[DO THIS] Repeat, exactly and completely, the material that follows. Omit the pictures.

(Records from a collection of figures)
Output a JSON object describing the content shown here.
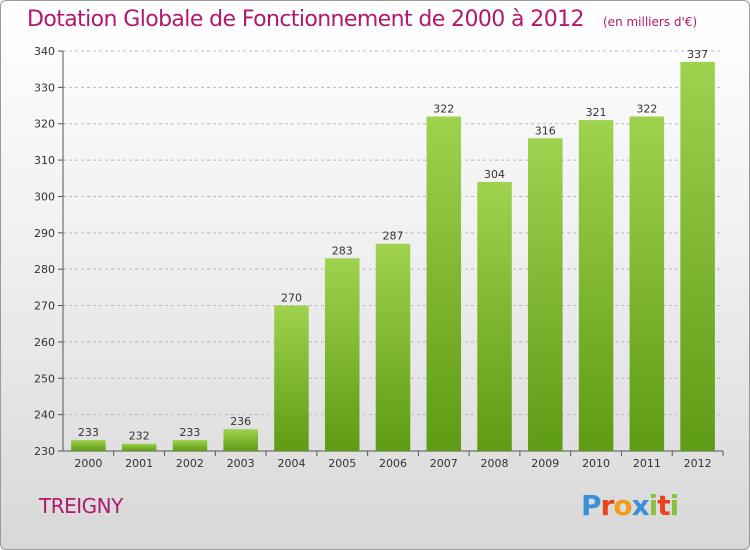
{
  "title": "Dotation Globale de Fonctionnement de 2000 à 2012",
  "subtitle": "(en milliers d'€)",
  "commune": "TREIGNY",
  "logo": {
    "letters": [
      "P",
      "r",
      "o",
      "x",
      "i",
      "t",
      "i"
    ],
    "colors": [
      "#3a8fd6",
      "#e8441a",
      "#f29c1f",
      "#3a8fd6",
      "#8bc13f",
      "#e8441a",
      "#8bc13f"
    ]
  },
  "colors": {
    "title": "#b0196e",
    "bar_top": "#9fd24f",
    "bar_bottom": "#5e9b14",
    "grid": "#bbbbbb",
    "axis_text": "#333333"
  },
  "chart_data": {
    "type": "bar",
    "categories": [
      "2000",
      "2001",
      "2002",
      "2003",
      "2004",
      "2005",
      "2006",
      "2007",
      "2008",
      "2009",
      "2010",
      "2011",
      "2012"
    ],
    "values": [
      233,
      232,
      233,
      236,
      270,
      283,
      287,
      322,
      304,
      316,
      321,
      322,
      337
    ],
    "ylim": [
      230,
      340
    ],
    "yticks": [
      230,
      240,
      250,
      260,
      270,
      280,
      290,
      300,
      310,
      320,
      330,
      340
    ],
    "grid": true,
    "data_labels": true
  }
}
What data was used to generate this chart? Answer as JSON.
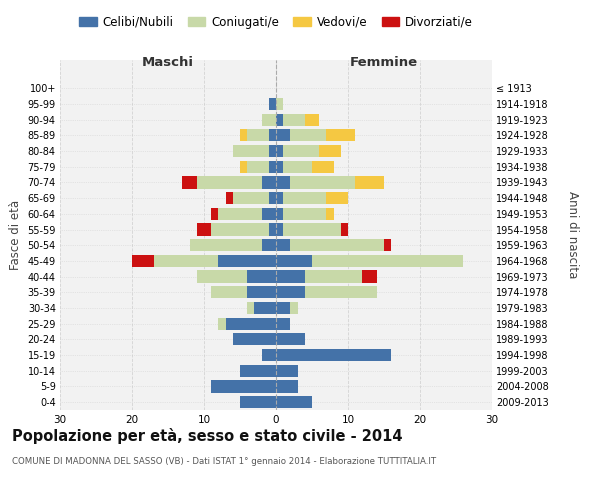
{
  "age_groups": [
    "0-4",
    "5-9",
    "10-14",
    "15-19",
    "20-24",
    "25-29",
    "30-34",
    "35-39",
    "40-44",
    "45-49",
    "50-54",
    "55-59",
    "60-64",
    "65-69",
    "70-74",
    "75-79",
    "80-84",
    "85-89",
    "90-94",
    "95-99",
    "100+"
  ],
  "birth_years": [
    "2009-2013",
    "2004-2008",
    "1999-2003",
    "1994-1998",
    "1989-1993",
    "1984-1988",
    "1979-1983",
    "1974-1978",
    "1969-1973",
    "1964-1968",
    "1959-1963",
    "1954-1958",
    "1949-1953",
    "1944-1948",
    "1939-1943",
    "1934-1938",
    "1929-1933",
    "1924-1928",
    "1919-1923",
    "1914-1918",
    "≤ 1913"
  ],
  "colors": {
    "celibi": "#4472a8",
    "coniugati": "#c8d9a8",
    "vedovi": "#f5c842",
    "divorziati": "#cc1111"
  },
  "maschi": {
    "celibi": [
      5,
      9,
      5,
      2,
      6,
      7,
      3,
      4,
      4,
      8,
      2,
      1,
      2,
      1,
      2,
      1,
      1,
      1,
      0,
      1,
      0
    ],
    "coniugati": [
      0,
      0,
      0,
      0,
      0,
      1,
      1,
      5,
      7,
      9,
      10,
      8,
      6,
      5,
      9,
      3,
      5,
      3,
      2,
      0,
      0
    ],
    "vedovi": [
      0,
      0,
      0,
      0,
      0,
      0,
      0,
      0,
      0,
      0,
      0,
      0,
      0,
      0,
      0,
      1,
      0,
      1,
      0,
      0,
      0
    ],
    "divorziati": [
      0,
      0,
      0,
      0,
      0,
      0,
      0,
      0,
      0,
      3,
      0,
      2,
      1,
      1,
      2,
      0,
      0,
      0,
      0,
      0,
      0
    ]
  },
  "femmine": {
    "celibi": [
      5,
      3,
      3,
      16,
      4,
      2,
      2,
      4,
      4,
      5,
      2,
      1,
      1,
      1,
      2,
      1,
      1,
      2,
      1,
      0,
      0
    ],
    "coniugati": [
      0,
      0,
      0,
      0,
      0,
      0,
      1,
      10,
      8,
      21,
      13,
      8,
      6,
      6,
      9,
      4,
      5,
      5,
      3,
      1,
      0
    ],
    "vedovi": [
      0,
      0,
      0,
      0,
      0,
      0,
      0,
      0,
      0,
      0,
      0,
      0,
      1,
      3,
      4,
      3,
      3,
      4,
      2,
      0,
      0
    ],
    "divorziati": [
      0,
      0,
      0,
      0,
      0,
      0,
      0,
      0,
      2,
      0,
      1,
      1,
      0,
      0,
      0,
      0,
      0,
      0,
      0,
      0,
      0
    ]
  },
  "title": "Popolazione per età, sesso e stato civile - 2014",
  "subtitle": "COMUNE DI MADONNA DEL SASSO (VB) - Dati ISTAT 1° gennaio 2014 - Elaborazione TUTTITALIA.IT",
  "xlabel_left": "Maschi",
  "xlabel_right": "Femmine",
  "ylabel_left": "Fasce di età",
  "ylabel_right": "Anni di nascita",
  "xlim": 30,
  "bg_color": "#ffffff",
  "grid_color": "#cccccc",
  "legend_labels": [
    "Celibi/Nubili",
    "Coniugati/e",
    "Vedovi/e",
    "Divorziati/e"
  ]
}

[RESPONSE BELOW]
Output a JSON object describing the content shown here.
{
  "title": "Dotation Globale de Fonctionnement de 2000 à 2012",
  "subtitle": "(en milliers d'€)",
  "commune": "TREIGNY",
  "logo": {
    "letters": [
      "P",
      "r",
      "o",
      "x",
      "i",
      "t",
      "i"
    ],
    "colors": [
      "#3a8fd6",
      "#e8441a",
      "#f29c1f",
      "#3a8fd6",
      "#8bc13f",
      "#e8441a",
      "#8bc13f"
    ]
  },
  "colors": {
    "title": "#b0196e",
    "bar_top": "#9fd24f",
    "bar_bottom": "#5e9b14",
    "grid": "#bbbbbb",
    "axis_text": "#333333"
  },
  "chart_data": {
    "type": "bar",
    "categories": [
      "2000",
      "2001",
      "2002",
      "2003",
      "2004",
      "2005",
      "2006",
      "2007",
      "2008",
      "2009",
      "2010",
      "2011",
      "2012"
    ],
    "values": [
      233,
      232,
      233,
      236,
      270,
      283,
      287,
      322,
      304,
      316,
      321,
      322,
      337
    ],
    "ylim": [
      230,
      340
    ],
    "yticks": [
      230,
      240,
      250,
      260,
      270,
      280,
      290,
      300,
      310,
      320,
      330,
      340
    ],
    "grid": true,
    "data_labels": true
  }
}
What data was used to generate this chart? Answer as JSON.
{
  "age_groups": [
    "0-4",
    "5-9",
    "10-14",
    "15-19",
    "20-24",
    "25-29",
    "30-34",
    "35-39",
    "40-44",
    "45-49",
    "50-54",
    "55-59",
    "60-64",
    "65-69",
    "70-74",
    "75-79",
    "80-84",
    "85-89",
    "90-94",
    "95-99",
    "100+"
  ],
  "birth_years": [
    "2009-2013",
    "2004-2008",
    "1999-2003",
    "1994-1998",
    "1989-1993",
    "1984-1988",
    "1979-1983",
    "1974-1978",
    "1969-1973",
    "1964-1968",
    "1959-1963",
    "1954-1958",
    "1949-1953",
    "1944-1948",
    "1939-1943",
    "1934-1938",
    "1929-1933",
    "1924-1928",
    "1919-1923",
    "1914-1918",
    "≤ 1913"
  ],
  "colors": {
    "celibi": "#4472a8",
    "coniugati": "#c8d9a8",
    "vedovi": "#f5c842",
    "divorziati": "#cc1111"
  },
  "maschi": {
    "celibi": [
      5,
      9,
      5,
      2,
      6,
      7,
      3,
      4,
      4,
      8,
      2,
      1,
      2,
      1,
      2,
      1,
      1,
      1,
      0,
      1,
      0
    ],
    "coniugati": [
      0,
      0,
      0,
      0,
      0,
      1,
      1,
      5,
      7,
      9,
      10,
      8,
      6,
      5,
      9,
      3,
      5,
      3,
      2,
      0,
      0
    ],
    "vedovi": [
      0,
      0,
      0,
      0,
      0,
      0,
      0,
      0,
      0,
      0,
      0,
      0,
      0,
      0,
      0,
      1,
      0,
      1,
      0,
      0,
      0
    ],
    "divorziati": [
      0,
      0,
      0,
      0,
      0,
      0,
      0,
      0,
      0,
      3,
      0,
      2,
      1,
      1,
      2,
      0,
      0,
      0,
      0,
      0,
      0
    ]
  },
  "femmine": {
    "celibi": [
      5,
      3,
      3,
      16,
      4,
      2,
      2,
      4,
      4,
      5,
      2,
      1,
      1,
      1,
      2,
      1,
      1,
      2,
      1,
      0,
      0
    ],
    "coniugati": [
      0,
      0,
      0,
      0,
      0,
      0,
      1,
      10,
      8,
      21,
      13,
      8,
      6,
      6,
      9,
      4,
      5,
      5,
      3,
      1,
      0
    ],
    "vedovi": [
      0,
      0,
      0,
      0,
      0,
      0,
      0,
      0,
      0,
      0,
      0,
      0,
      1,
      3,
      4,
      3,
      3,
      4,
      2,
      0,
      0
    ],
    "divorziati": [
      0,
      0,
      0,
      0,
      0,
      0,
      0,
      0,
      2,
      0,
      1,
      1,
      0,
      0,
      0,
      0,
      0,
      0,
      0,
      0,
      0
    ]
  },
  "title": "Popolazione per età, sesso e stato civile - 2014",
  "subtitle": "COMUNE DI MADONNA DEL SASSO (VB) - Dati ISTAT 1° gennaio 2014 - Elaborazione TUTTITALIA.IT",
  "xlabel_left": "Maschi",
  "xlabel_right": "Femmine",
  "ylabel_left": "Fasce di età",
  "ylabel_right": "Anni di nascita",
  "xlim": 30,
  "bg_color": "#ffffff",
  "grid_color": "#cccccc",
  "legend_labels": [
    "Celibi/Nubili",
    "Coniugati/e",
    "Vedovi/e",
    "Divorziati/e"
  ]
}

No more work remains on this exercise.